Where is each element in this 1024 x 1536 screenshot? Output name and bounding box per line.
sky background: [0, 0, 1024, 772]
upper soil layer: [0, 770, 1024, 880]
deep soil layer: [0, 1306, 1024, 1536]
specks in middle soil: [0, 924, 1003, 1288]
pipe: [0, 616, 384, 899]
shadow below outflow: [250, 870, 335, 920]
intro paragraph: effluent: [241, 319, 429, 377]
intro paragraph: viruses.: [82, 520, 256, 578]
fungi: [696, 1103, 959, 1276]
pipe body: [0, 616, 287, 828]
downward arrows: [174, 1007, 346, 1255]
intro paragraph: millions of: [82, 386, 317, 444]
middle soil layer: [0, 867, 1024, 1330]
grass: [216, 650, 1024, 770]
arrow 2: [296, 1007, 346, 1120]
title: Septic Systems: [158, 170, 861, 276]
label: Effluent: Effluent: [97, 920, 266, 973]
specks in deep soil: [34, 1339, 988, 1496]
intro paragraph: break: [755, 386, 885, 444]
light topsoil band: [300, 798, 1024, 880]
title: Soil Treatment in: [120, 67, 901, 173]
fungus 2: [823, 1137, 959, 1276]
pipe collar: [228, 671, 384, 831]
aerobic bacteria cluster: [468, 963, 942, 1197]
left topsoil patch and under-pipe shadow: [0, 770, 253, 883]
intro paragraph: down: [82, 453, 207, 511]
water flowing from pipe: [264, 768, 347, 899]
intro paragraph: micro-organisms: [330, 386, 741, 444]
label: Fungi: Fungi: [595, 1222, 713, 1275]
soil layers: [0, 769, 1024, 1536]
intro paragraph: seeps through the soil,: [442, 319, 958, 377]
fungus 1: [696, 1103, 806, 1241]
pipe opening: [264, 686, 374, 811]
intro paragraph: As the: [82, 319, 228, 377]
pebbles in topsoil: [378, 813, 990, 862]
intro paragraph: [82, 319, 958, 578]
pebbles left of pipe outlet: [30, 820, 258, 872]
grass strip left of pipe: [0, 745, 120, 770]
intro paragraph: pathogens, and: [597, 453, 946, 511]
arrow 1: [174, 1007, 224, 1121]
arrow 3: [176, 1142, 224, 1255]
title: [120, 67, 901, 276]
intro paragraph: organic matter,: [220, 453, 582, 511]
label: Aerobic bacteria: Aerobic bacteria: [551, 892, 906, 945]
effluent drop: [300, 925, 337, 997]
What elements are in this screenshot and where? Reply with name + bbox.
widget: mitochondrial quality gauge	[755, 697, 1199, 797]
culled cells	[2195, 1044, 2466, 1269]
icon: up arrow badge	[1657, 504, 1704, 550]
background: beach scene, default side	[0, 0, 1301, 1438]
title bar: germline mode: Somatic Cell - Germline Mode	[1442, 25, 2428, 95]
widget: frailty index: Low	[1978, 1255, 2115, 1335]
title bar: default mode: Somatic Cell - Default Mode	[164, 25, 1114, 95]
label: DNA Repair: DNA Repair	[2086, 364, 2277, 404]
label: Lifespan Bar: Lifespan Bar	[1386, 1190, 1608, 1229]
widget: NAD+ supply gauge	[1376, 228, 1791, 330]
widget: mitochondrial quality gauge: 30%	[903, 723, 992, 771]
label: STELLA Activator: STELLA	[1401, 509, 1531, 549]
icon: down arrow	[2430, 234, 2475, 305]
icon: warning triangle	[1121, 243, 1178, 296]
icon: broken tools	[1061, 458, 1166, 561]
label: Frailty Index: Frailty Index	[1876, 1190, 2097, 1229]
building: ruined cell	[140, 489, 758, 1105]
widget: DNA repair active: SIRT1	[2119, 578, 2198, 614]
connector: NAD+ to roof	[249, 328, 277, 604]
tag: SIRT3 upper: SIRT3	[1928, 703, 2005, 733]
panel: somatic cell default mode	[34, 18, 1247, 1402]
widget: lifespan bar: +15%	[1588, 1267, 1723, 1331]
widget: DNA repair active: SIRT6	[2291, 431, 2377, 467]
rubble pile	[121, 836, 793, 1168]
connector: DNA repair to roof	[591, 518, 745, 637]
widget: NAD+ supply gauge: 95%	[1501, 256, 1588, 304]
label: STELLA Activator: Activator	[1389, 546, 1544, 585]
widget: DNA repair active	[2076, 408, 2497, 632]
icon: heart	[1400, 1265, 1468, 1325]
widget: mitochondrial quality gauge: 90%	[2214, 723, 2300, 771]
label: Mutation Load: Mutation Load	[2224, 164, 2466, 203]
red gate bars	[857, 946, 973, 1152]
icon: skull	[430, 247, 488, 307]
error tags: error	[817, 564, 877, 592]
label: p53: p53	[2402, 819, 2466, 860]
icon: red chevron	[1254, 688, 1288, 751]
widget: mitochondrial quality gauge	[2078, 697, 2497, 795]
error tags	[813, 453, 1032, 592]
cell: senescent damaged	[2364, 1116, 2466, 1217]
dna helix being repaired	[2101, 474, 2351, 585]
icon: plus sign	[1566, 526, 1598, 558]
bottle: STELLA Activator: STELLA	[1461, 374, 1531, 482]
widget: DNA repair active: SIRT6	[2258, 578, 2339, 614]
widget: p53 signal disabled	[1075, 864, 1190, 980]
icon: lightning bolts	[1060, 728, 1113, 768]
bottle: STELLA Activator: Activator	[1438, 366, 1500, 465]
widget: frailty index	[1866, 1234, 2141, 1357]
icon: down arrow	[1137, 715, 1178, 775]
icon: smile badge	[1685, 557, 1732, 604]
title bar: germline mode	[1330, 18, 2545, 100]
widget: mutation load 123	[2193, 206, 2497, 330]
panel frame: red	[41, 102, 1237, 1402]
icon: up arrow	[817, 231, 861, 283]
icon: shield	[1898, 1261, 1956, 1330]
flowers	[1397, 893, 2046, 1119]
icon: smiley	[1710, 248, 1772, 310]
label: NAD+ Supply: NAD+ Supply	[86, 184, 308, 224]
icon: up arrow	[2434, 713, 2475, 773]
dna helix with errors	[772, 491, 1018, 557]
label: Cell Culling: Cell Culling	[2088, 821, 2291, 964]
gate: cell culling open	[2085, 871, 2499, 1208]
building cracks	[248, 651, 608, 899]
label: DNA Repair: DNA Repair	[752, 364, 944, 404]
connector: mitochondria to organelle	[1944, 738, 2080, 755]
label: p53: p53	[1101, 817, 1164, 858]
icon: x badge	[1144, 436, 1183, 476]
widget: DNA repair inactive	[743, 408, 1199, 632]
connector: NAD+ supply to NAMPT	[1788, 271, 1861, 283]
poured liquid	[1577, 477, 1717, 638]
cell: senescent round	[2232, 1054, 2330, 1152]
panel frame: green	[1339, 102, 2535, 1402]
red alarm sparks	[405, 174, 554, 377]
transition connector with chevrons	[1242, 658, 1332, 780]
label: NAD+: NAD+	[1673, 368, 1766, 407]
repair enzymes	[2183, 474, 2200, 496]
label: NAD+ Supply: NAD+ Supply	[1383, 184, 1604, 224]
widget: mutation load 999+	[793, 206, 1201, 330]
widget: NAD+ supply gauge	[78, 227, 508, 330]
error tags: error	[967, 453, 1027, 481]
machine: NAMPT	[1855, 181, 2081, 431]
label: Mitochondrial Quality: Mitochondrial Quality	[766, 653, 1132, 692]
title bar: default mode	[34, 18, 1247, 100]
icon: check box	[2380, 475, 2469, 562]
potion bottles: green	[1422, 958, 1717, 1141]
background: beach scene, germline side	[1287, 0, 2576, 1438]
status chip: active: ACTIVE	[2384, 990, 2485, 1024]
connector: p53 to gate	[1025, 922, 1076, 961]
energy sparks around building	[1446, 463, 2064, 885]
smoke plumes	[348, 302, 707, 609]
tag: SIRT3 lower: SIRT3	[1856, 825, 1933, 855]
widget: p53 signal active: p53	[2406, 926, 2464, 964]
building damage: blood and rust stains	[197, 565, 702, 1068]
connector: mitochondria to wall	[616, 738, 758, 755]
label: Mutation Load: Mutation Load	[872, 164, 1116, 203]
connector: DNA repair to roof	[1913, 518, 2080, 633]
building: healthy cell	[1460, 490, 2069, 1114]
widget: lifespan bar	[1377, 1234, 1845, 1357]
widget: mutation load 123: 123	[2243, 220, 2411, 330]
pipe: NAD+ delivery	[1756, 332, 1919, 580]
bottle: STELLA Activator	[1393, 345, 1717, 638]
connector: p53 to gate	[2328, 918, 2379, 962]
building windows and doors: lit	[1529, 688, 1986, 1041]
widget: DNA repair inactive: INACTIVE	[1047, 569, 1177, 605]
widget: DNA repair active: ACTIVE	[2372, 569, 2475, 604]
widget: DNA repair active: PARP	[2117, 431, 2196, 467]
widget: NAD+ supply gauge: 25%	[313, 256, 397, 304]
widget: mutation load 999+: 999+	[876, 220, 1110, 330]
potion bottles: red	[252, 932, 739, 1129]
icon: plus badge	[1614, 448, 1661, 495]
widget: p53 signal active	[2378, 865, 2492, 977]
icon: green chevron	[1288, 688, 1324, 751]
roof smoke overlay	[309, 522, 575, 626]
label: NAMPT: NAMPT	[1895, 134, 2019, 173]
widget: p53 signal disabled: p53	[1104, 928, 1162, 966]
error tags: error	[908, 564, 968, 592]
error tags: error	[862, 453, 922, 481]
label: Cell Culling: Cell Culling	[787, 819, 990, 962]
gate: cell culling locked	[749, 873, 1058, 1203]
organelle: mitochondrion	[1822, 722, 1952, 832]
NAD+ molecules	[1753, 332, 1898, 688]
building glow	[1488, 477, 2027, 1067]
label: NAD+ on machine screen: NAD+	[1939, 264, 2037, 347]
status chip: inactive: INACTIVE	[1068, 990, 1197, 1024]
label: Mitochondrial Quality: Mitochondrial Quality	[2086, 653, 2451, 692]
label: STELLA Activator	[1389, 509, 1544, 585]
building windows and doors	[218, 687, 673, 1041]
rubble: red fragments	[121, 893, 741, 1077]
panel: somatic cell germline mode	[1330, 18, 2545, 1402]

● What you need to do: From the records above, pull out every line containing the word "gate".

● Result of this task:
red gate bars	[857, 946, 973, 1152]
gate: cell culling open	[2085, 871, 2499, 1208]
connector: p53 to gate	[1025, 922, 1076, 961]
connector: p53 to gate	[2328, 918, 2379, 962]
gate: cell culling locked	[749, 873, 1058, 1203]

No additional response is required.